Output the data that follows exactly, line for line.

[BEGIN]

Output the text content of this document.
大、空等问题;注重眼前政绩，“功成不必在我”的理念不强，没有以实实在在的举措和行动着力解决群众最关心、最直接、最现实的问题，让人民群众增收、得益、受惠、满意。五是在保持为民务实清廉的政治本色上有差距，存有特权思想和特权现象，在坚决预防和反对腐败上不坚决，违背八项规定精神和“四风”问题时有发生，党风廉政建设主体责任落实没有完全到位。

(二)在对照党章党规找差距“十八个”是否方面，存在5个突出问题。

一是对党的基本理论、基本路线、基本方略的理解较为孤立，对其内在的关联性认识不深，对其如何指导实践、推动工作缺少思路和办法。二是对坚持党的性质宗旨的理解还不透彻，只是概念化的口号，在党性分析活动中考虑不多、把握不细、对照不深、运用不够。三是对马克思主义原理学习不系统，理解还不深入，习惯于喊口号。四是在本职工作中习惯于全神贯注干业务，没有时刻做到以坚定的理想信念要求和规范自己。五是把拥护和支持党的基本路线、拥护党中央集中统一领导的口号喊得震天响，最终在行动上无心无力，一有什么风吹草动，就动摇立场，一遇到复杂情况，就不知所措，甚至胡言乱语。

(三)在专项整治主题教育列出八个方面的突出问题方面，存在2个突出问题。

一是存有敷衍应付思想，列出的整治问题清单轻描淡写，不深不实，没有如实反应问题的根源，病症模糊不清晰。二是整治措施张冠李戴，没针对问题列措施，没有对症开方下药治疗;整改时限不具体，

[END]

» **Solution to the problem**:
Output the text content of this document.
大、空等问题;注重眼前政绩，“功成不必在我”的理念不强，没有以实实在在的举措和行动着力解决群众最关心、最直接、最现实的问题，让人民群众增收、得益、受惠、满意。五是在保持为民务实清廉的政治本色上有差距，存有特权思想和特权现象，在坚决预防和反对腐败上不坚决，违背八项规定精神和“四风”问题时有发生，党风廉政建设主体责任落实没有完全到位。

(二)在对照党章党规找差距“十八个”是否方面，存在5个突出问题。

一是对党的基本理论、基本路线、基本方略的理解较为孤立，对其内在的关联性认识不深，对其如何指导实践、推动工作缺少思路和办法。二是对坚持党的性质宗旨的理解还不透彻，只是概念化的口号，在党性分析活动中考虑不多、把握不细、对照不深、运用不够。三是对马克思主义原理学习不系统，理解还不深入，习惯于喊口号。四是在本职工作中习惯于全神贯注干业务，没有时刻做到以坚定的理想信念要求和规范自己。五是把拥护和支持党的基本路线、拥护党中央集中统一领导的口号喊得震天响，最终在行动上无心无力，一有什么风吹草动，就动摇立场，一遇到复杂情况，就不知所措，甚至胡言乱语。

(三)在专项整治主题教育列出八个方面的突出问题方面，存在2个突出问题。

一是存有敷衍应付思想，列出的整治问题清单轻描淡写，不深不实，没有如实反应问题的根源，病症模糊不清晰。二是整治措施张冠李戴，没针对问题列措施，没有对症开方下药治疗;整改时限不具体，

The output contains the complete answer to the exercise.